## Goal
Return the data verbatim, starting at its first line and stopping after the line that contains "Text: GSM967859: GSM967859".

## Data for this task
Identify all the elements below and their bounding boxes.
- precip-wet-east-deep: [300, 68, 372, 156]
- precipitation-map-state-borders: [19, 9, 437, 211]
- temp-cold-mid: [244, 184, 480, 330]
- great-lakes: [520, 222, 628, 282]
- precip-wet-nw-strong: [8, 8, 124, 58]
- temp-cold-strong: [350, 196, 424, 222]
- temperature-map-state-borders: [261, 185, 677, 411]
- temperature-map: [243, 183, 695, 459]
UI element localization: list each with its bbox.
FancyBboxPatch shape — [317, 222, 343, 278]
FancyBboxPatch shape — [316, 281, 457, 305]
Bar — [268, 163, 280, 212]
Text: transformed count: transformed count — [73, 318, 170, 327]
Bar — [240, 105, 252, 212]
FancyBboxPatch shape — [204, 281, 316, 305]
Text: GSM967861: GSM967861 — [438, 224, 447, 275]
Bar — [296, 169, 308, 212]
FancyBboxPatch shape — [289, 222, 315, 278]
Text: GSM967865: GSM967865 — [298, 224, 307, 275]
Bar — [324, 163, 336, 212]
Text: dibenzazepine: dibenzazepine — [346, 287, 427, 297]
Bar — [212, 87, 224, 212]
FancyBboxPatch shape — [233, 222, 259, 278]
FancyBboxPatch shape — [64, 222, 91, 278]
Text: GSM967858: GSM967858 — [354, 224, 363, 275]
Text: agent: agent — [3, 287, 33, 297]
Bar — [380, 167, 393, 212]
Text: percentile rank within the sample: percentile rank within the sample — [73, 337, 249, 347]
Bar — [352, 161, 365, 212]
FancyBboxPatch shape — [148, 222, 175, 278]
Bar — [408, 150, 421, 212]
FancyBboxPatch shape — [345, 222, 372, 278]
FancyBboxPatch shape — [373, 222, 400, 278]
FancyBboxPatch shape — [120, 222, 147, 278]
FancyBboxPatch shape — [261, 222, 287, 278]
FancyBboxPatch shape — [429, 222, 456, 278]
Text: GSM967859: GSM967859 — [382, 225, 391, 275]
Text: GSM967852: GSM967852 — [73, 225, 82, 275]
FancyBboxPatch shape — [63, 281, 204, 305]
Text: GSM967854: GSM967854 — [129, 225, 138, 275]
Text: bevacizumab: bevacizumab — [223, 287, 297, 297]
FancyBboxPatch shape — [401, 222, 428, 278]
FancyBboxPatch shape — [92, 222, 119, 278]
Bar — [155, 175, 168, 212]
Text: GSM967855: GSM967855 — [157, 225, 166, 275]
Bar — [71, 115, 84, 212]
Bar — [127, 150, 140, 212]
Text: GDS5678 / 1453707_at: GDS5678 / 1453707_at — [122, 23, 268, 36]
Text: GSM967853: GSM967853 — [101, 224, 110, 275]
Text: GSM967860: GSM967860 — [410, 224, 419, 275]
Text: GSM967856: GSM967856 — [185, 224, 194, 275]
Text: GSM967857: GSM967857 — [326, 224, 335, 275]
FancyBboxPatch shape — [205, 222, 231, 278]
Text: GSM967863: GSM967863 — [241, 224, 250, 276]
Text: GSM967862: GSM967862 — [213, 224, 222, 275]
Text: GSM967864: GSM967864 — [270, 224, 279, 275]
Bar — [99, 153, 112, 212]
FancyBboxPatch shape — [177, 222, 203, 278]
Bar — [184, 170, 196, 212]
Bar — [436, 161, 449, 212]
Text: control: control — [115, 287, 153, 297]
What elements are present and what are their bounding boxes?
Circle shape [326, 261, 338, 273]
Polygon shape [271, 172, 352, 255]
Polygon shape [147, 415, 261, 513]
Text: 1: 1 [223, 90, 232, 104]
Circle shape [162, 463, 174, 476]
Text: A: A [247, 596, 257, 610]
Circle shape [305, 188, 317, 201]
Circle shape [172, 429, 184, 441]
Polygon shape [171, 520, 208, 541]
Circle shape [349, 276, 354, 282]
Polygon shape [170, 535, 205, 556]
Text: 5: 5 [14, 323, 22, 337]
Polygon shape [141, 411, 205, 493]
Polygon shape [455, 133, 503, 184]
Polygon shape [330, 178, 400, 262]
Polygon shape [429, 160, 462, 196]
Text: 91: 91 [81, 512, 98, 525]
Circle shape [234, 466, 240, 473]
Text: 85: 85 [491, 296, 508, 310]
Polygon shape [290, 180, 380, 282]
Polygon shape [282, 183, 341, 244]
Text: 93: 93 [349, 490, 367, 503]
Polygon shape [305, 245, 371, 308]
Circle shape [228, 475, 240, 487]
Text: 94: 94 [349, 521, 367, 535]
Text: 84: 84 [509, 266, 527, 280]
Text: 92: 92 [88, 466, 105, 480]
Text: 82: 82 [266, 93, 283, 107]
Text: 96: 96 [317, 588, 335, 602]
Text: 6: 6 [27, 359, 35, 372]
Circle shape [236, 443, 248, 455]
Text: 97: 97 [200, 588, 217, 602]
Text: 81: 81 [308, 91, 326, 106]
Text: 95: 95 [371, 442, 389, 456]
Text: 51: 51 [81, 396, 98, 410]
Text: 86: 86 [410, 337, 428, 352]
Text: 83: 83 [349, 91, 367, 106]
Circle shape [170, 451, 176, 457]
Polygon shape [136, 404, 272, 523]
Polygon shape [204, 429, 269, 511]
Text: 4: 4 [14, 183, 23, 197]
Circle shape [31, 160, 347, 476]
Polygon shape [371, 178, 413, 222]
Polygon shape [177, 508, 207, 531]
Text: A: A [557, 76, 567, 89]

## Worked solution
Identify all the elements below and their bounding boxes.
- precip-wet-east-deep: [300, 68, 372, 156]
- precipitation-map-state-borders: [19, 9, 437, 211]
- temp-cold-mid: [244, 184, 480, 330]
- great-lakes: [520, 222, 628, 282]
- precip-wet-nw-strong: [8, 8, 124, 58]
- temp-cold-strong: [350, 196, 424, 222]
- temperature-map-state-borders: [261, 185, 677, 411]
- temperature-map: [243, 183, 695, 459]
UI element localization: list each with its bbox.
FancyBboxPatch shape — [317, 222, 343, 278]
FancyBboxPatch shape — [316, 281, 457, 305]
Bar — [268, 163, 280, 212]
Text: transformed count: transformed count — [73, 318, 170, 327]
Bar — [240, 105, 252, 212]
FancyBboxPatch shape — [204, 281, 316, 305]
Text: GSM967861: GSM967861 — [438, 224, 447, 275]
Bar — [296, 169, 308, 212]
FancyBboxPatch shape — [289, 222, 315, 278]
Text: GSM967865: GSM967865 — [298, 224, 307, 275]
Bar — [324, 163, 336, 212]
Text: dibenzazepine: dibenzazepine — [346, 287, 427, 297]
Bar — [212, 87, 224, 212]
FancyBboxPatch shape — [233, 222, 259, 278]
FancyBboxPatch shape — [64, 222, 91, 278]
Text: GSM967858: GSM967858 — [354, 224, 363, 275]
Text: agent: agent — [3, 287, 33, 297]
Bar — [380, 167, 393, 212]
Text: percentile rank within the sample: percentile rank within the sample — [73, 337, 249, 347]
Bar — [352, 161, 365, 212]
FancyBboxPatch shape — [148, 222, 175, 278]
Bar — [408, 150, 421, 212]
FancyBboxPatch shape — [345, 222, 372, 278]
FancyBboxPatch shape — [373, 222, 400, 278]
FancyBboxPatch shape — [120, 222, 147, 278]
FancyBboxPatch shape — [261, 222, 287, 278]
FancyBboxPatch shape — [429, 222, 456, 278]
Text: GSM967859: GSM967859 — [382, 225, 391, 275]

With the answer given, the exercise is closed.